-- What is needed --
Could you repeat every one of the items below line for line, without changing anything?

═══ Items

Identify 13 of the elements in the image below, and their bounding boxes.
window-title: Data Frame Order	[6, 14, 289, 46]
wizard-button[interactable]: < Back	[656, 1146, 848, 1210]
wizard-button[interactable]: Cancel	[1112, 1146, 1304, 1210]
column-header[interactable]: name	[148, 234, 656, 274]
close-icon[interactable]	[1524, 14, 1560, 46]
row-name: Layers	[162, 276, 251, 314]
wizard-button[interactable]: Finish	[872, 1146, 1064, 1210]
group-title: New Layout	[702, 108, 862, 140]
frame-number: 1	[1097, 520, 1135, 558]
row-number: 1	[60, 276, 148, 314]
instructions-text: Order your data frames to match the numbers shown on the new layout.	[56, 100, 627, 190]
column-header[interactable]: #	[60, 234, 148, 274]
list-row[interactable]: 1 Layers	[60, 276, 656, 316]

══════

-- Solved problem --
Identify 13 of the elements in the image below, and their bounding boxes.
window-title: Data Frame Order	[6, 14, 289, 46]
wizard-button[interactable]: < Back	[656, 1146, 848, 1210]
wizard-button[interactable]: Cancel	[1112, 1146, 1304, 1210]
column-header[interactable]: name	[148, 234, 656, 274]
close-icon[interactable]	[1524, 14, 1560, 46]
row-name: Layers	[162, 276, 251, 314]
wizard-button[interactable]: Finish	[872, 1146, 1064, 1210]
group-title: New Layout	[702, 108, 862, 140]
frame-number: 1	[1097, 520, 1135, 558]
row-number: 1	[60, 276, 148, 314]
instructions-text: Order your data frames to match the numbers shown on the new layout.	[56, 100, 627, 190]
column-header[interactable]: #	[60, 234, 148, 274]
list-row[interactable]: 1 Layers	[60, 276, 656, 316]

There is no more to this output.